OBJECTIVE
Output the material below unchanged, apart from leaving out the pictures.

Collected data entries:
▼▼▼

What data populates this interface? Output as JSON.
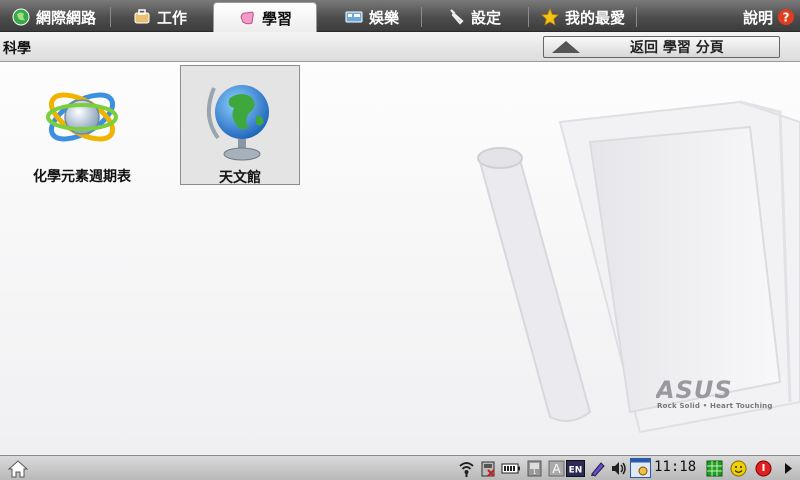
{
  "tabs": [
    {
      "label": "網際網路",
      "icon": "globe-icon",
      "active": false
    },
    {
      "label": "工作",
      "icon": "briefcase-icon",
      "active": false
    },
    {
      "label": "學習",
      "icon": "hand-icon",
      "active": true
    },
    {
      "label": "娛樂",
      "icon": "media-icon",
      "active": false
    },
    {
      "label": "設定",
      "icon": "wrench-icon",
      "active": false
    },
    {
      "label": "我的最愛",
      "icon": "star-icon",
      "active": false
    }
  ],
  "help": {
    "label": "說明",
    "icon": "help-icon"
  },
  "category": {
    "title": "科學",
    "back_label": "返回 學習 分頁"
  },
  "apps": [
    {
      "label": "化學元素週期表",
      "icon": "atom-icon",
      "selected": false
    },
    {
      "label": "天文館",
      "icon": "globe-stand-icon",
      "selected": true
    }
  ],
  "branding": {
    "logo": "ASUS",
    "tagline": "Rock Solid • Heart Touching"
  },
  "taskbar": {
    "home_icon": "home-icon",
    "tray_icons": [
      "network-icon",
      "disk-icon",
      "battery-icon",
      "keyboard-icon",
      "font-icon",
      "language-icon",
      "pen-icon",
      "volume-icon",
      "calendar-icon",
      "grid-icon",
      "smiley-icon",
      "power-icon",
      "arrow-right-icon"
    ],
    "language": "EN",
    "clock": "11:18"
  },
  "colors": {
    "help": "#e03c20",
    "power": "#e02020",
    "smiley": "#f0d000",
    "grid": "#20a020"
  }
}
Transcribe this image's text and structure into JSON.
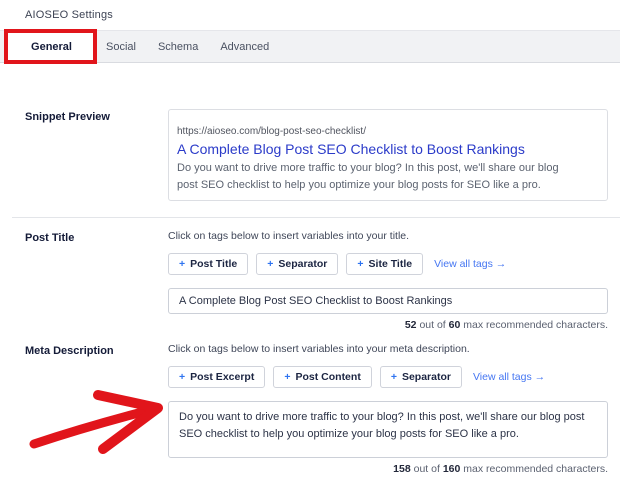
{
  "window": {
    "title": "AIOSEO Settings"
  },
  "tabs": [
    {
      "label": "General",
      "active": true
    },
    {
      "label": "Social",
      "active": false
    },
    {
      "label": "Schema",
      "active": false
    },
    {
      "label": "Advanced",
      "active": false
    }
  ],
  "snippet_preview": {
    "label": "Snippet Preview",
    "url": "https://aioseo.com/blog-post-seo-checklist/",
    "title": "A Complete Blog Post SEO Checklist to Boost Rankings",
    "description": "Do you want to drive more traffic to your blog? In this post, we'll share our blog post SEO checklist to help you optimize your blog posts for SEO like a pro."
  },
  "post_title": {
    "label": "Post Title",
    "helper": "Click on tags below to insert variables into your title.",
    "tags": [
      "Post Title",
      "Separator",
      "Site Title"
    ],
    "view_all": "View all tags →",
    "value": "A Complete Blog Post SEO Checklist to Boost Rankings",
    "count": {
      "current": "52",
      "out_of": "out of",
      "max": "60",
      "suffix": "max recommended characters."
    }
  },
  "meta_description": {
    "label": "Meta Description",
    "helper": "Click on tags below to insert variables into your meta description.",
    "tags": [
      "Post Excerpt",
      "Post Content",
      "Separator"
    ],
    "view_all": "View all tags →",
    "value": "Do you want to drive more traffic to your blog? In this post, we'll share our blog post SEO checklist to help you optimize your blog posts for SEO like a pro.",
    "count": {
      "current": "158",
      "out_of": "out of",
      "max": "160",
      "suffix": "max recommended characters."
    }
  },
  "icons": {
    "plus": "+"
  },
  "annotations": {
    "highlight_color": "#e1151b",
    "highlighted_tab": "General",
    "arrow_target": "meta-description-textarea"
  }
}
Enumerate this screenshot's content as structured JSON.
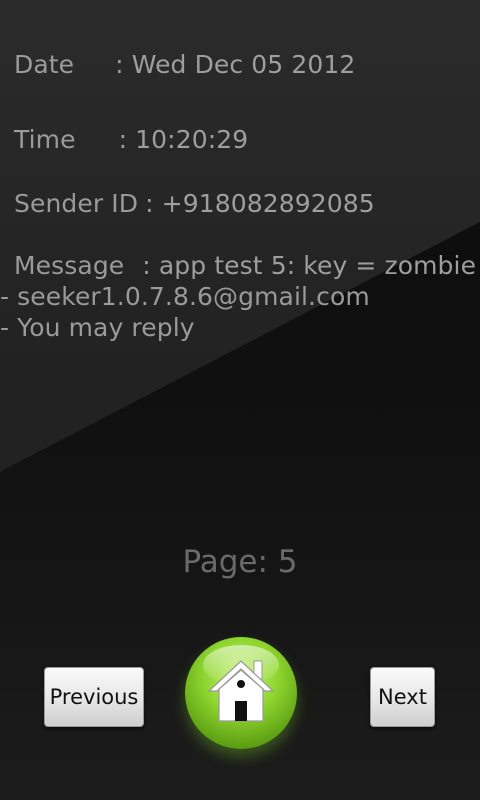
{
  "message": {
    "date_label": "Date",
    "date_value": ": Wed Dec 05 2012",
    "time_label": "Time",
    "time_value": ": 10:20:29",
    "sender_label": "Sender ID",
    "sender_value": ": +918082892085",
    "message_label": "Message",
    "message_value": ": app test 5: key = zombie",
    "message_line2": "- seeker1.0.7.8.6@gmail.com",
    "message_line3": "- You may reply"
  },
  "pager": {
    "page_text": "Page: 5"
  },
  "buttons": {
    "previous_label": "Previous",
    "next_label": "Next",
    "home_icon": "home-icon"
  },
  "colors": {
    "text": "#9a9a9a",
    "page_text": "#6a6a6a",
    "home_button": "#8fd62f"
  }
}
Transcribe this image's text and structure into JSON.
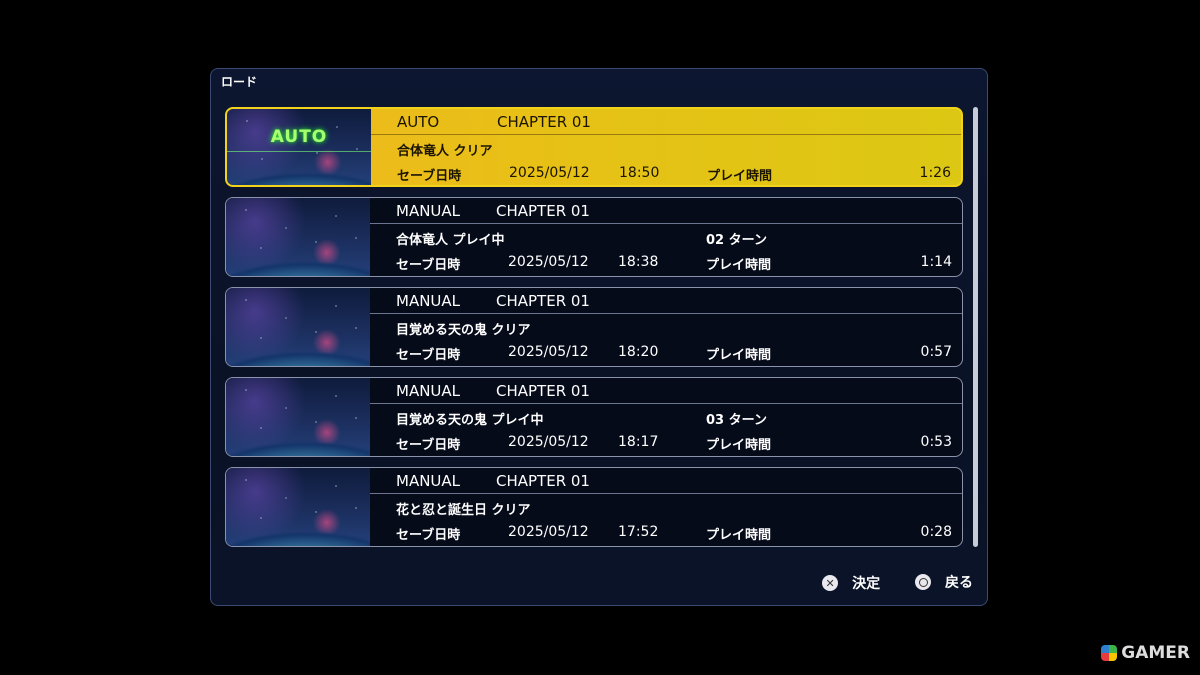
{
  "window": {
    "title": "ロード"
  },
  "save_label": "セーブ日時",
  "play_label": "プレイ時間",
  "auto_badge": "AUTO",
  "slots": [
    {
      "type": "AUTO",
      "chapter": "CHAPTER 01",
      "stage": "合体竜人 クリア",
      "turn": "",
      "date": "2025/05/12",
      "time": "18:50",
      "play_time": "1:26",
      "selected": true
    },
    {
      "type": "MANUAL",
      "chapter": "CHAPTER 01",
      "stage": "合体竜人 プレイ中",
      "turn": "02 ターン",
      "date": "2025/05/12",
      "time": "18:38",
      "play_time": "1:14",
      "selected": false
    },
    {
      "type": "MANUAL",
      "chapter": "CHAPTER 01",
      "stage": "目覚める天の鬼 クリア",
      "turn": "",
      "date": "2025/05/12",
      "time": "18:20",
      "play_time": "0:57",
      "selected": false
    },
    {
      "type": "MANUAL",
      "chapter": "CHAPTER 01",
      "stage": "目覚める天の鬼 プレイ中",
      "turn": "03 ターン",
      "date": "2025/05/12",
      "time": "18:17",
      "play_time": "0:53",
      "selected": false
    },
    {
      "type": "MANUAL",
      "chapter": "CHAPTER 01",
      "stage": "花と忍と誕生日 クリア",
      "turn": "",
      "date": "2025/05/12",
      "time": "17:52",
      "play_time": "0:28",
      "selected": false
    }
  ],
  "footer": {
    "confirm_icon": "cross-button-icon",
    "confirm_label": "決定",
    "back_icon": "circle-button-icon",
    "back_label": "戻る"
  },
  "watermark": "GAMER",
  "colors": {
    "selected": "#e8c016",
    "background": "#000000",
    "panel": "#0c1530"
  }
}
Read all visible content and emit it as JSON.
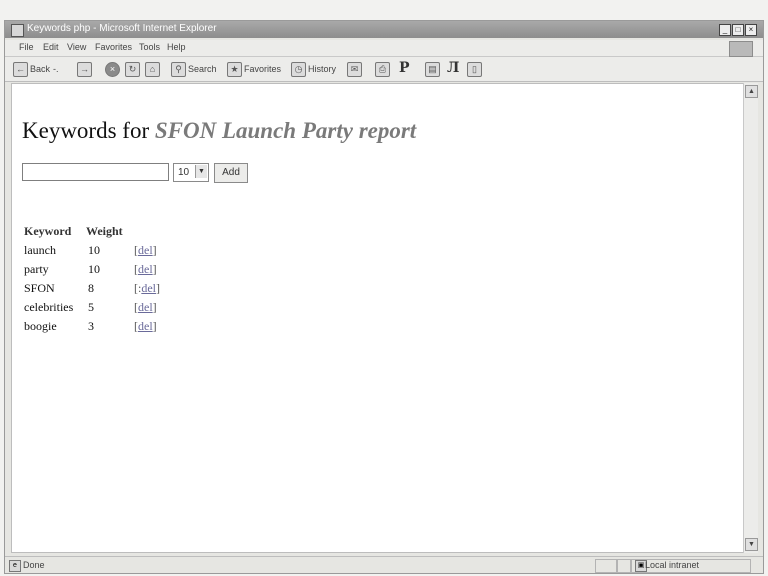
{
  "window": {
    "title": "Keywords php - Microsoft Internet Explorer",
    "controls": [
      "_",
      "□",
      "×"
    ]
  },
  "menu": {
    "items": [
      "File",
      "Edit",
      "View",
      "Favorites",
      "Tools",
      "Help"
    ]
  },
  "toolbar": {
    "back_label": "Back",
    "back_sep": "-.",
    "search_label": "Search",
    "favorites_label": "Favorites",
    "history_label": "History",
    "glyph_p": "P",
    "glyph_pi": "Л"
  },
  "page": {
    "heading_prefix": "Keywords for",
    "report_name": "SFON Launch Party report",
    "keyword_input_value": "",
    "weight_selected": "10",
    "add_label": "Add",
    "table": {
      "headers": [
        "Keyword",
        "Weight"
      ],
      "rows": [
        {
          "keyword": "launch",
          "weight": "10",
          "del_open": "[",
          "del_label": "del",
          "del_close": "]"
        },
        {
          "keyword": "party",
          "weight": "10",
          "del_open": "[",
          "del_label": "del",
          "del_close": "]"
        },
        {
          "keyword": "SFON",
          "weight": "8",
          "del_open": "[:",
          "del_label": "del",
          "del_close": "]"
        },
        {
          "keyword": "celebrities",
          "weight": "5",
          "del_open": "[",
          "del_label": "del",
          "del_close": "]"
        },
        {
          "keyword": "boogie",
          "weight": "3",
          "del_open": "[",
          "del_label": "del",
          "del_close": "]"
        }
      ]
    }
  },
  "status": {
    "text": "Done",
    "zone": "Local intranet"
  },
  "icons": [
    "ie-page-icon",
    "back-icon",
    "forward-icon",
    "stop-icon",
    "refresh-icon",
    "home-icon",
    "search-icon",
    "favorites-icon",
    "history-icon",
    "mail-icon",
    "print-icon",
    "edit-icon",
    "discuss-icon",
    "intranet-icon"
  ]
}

▲▲▲

PROBLEM SOLUTION
What data populates this interface? Output as JSON.
{
  "tabs": [
    {
      "label": "網際網路",
      "icon": "globe-icon",
      "active": false
    },
    {
      "label": "工作",
      "icon": "briefcase-icon",
      "active": false
    },
    {
      "label": "學習",
      "icon": "hand-icon",
      "active": true
    },
    {
      "label": "娛樂",
      "icon": "media-icon",
      "active": false
    },
    {
      "label": "設定",
      "icon": "wrench-icon",
      "active": false
    },
    {
      "label": "我的最愛",
      "icon": "star-icon",
      "active": false
    }
  ],
  "help": {
    "label": "說明",
    "icon": "help-icon"
  },
  "category": {
    "title": "科學",
    "back_label": "返回 學習 分頁"
  },
  "apps": [
    {
      "label": "化學元素週期表",
      "icon": "atom-icon",
      "selected": false
    },
    {
      "label": "天文館",
      "icon": "globe-stand-icon",
      "selected": true
    }
  ],
  "branding": {
    "logo": "ASUS",
    "tagline": "Rock Solid • Heart Touching"
  },
  "taskbar": {
    "home_icon": "home-icon",
    "tray_icons": [
      "network-icon",
      "disk-icon",
      "battery-icon",
      "keyboard-icon",
      "font-icon",
      "language-icon",
      "pen-icon",
      "volume-icon",
      "calendar-icon",
      "grid-icon",
      "smiley-icon",
      "power-icon",
      "arrow-right-icon"
    ],
    "language": "EN",
    "clock": "11:18"
  },
  "colors": {
    "help": "#e03c20",
    "power": "#e02020",
    "smiley": "#f0d000",
    "grid": "#20a020"
  }
}
Transcribe this image's text and structure into JSON.
{
  "window": {
    "title": "AIOSEO Settings"
  },
  "tabs": [
    {
      "label": "General",
      "active": true
    },
    {
      "label": "Social",
      "active": false
    },
    {
      "label": "Schema",
      "active": false
    },
    {
      "label": "Advanced",
      "active": false
    }
  ],
  "snippet_preview": {
    "label": "Snippet Preview",
    "url": "https://aioseo.com/blog-post-seo-checklist/",
    "title": "A Complete Blog Post SEO Checklist to Boost Rankings",
    "description": "Do you want to drive more traffic to your blog? In this post, we'll share our blog post SEO checklist to help you optimize your blog posts for SEO like a pro."
  },
  "post_title": {
    "label": "Post Title",
    "helper": "Click on tags below to insert variables into your title.",
    "tags": [
      "Post Title",
      "Separator",
      "Site Title"
    ],
    "view_all": "View all tags →",
    "value": "A Complete Blog Post SEO Checklist to Boost Rankings",
    "count": {
      "current": "52",
      "out_of": "out of",
      "max": "60",
      "suffix": "max recommended characters."
    }
  },
  "meta_description": {
    "label": "Meta Description",
    "helper": "Click on tags below to insert variables into your meta description.",
    "tags": [
      "Post Excerpt",
      "Post Content",
      "Separator"
    ],
    "view_all": "View all tags →",
    "value": "Do you want to drive more traffic to your blog? In this post, we'll share our blog post SEO checklist to help you optimize your blog posts for SEO like a pro.",
    "count": {
      "current": "158",
      "out_of": "out of",
      "max": "160",
      "suffix": "max recommended characters."
    }
  },
  "icons": {
    "plus": "+"
  },
  "annotations": {
    "highlight_color": "#e1151b",
    "highlighted_tab": "General",
    "arrow_target": "meta-description-textarea"
  }
}
Enumerate this screenshot's content as structured JSON.
{
  "message": {
    "date_label": "Date",
    "date_value": ": Wed Dec 05 2012",
    "time_label": "Time",
    "time_value": ": 10:20:29",
    "sender_label": "Sender ID",
    "sender_value": ": +918082892085",
    "message_label": "Message",
    "message_value": ": app test 5: key = zombie",
    "message_line2": "- seeker1.0.7.8.6@gmail.com",
    "message_line3": "- You may reply"
  },
  "pager": {
    "page_text": "Page: 5"
  },
  "buttons": {
    "previous_label": "Previous",
    "next_label": "Next",
    "home_icon": "home-icon"
  },
  "colors": {
    "text": "#9a9a9a",
    "page_text": "#6a6a6a",
    "home_button": "#8fd62f"
  }
}
Transcribe this image's text and structure into JSON.
{
  "window": {
    "title": "ロード"
  },
  "save_label": "セーブ日時",
  "play_label": "プレイ時間",
  "auto_badge": "AUTO",
  "slots": [
    {
      "type": "AUTO",
      "chapter": "CHAPTER 01",
      "stage": "合体竜人 クリア",
      "turn": "",
      "date": "2025/05/12",
      "time": "18:50",
      "play_time": "1:26",
      "selected": true
    },
    {
      "type": "MANUAL",
      "chapter": "CHAPTER 01",
      "stage": "合体竜人 プレイ中",
      "turn": "02 ターン",
      "date": "2025/05/12",
      "time": "18:38",
      "play_time": "1:14",
      "selected": false
    },
    {
      "type": "MANUAL",
      "chapter": "CHAPTER 01",
      "stage": "目覚める天の鬼 クリア",
      "turn": "",
      "date": "2025/05/12",
      "time": "18:20",
      "play_time": "0:57",
      "selected": false
    },
    {
      "type": "MANUAL",
      "chapter": "CHAPTER 01",
      "stage": "目覚める天の鬼 プレイ中",
      "turn": "03 ターン",
      "date": "2025/05/12",
      "time": "18:17",
      "play_time": "0:53",
      "selected": false
    },
    {
      "type": "MANUAL",
      "chapter": "CHAPTER 01",
      "stage": "花と忍と誕生日 クリア",
      "turn": "",
      "date": "2025/05/12",
      "time": "17:52",
      "play_time": "0:28",
      "selected": false
    }
  ],
  "footer": {
    "confirm_icon": "cross-button-icon",
    "confirm_label": "決定",
    "back_icon": "circle-button-icon",
    "back_label": "戻る"
  },
  "watermark": "GAMER",
  "colors": {
    "selected": "#e8c016",
    "background": "#000000",
    "panel": "#0c1530"
  }
}
Read all visible content and emit it as JSON.
{
  "window": {
    "title": "Keywords php - Microsoft Internet Explorer",
    "controls": [
      "_",
      "□",
      "×"
    ]
  },
  "menu": {
    "items": [
      "File",
      "Edit",
      "View",
      "Favorites",
      "Tools",
      "Help"
    ]
  },
  "toolbar": {
    "back_label": "Back",
    "back_sep": "-.",
    "search_label": "Search",
    "favorites_label": "Favorites",
    "history_label": "History",
    "glyph_p": "P",
    "glyph_pi": "Л"
  },
  "page": {
    "heading_prefix": "Keywords for",
    "report_name": "SFON Launch Party report",
    "keyword_input_value": "",
    "weight_selected": "10",
    "add_label": "Add",
    "table": {
      "headers": [
        "Keyword",
        "Weight"
      ],
      "rows": [
        {
          "keyword": "launch",
          "weight": "10",
          "del_open": "[",
          "del_label": "del",
          "del_close": "]"
        },
        {
          "keyword": "party",
          "weight": "10",
          "del_open": "[",
          "del_label": "del",
          "del_close": "]"
        },
        {
          "keyword": "SFON",
          "weight": "8",
          "del_open": "[:",
          "del_label": "del",
          "del_close": "]"
        },
        {
          "keyword": "celebrities",
          "weight": "5",
          "del_open": "[",
          "del_label": "del",
          "del_close": "]"
        },
        {
          "keyword": "boogie",
          "weight": "3",
          "del_open": "[",
          "del_label": "del",
          "del_close": "]"
        }
      ]
    }
  },
  "status": {
    "text": "Done",
    "zone": "Local intranet"
  },
  "icons": [
    "ie-page-icon",
    "back-icon",
    "forward-icon",
    "stop-icon",
    "refresh-icon",
    "home-icon",
    "search-icon",
    "favorites-icon",
    "history-icon",
    "mail-icon",
    "print-icon",
    "edit-icon",
    "discuss-icon",
    "intranet-icon"
  ]
}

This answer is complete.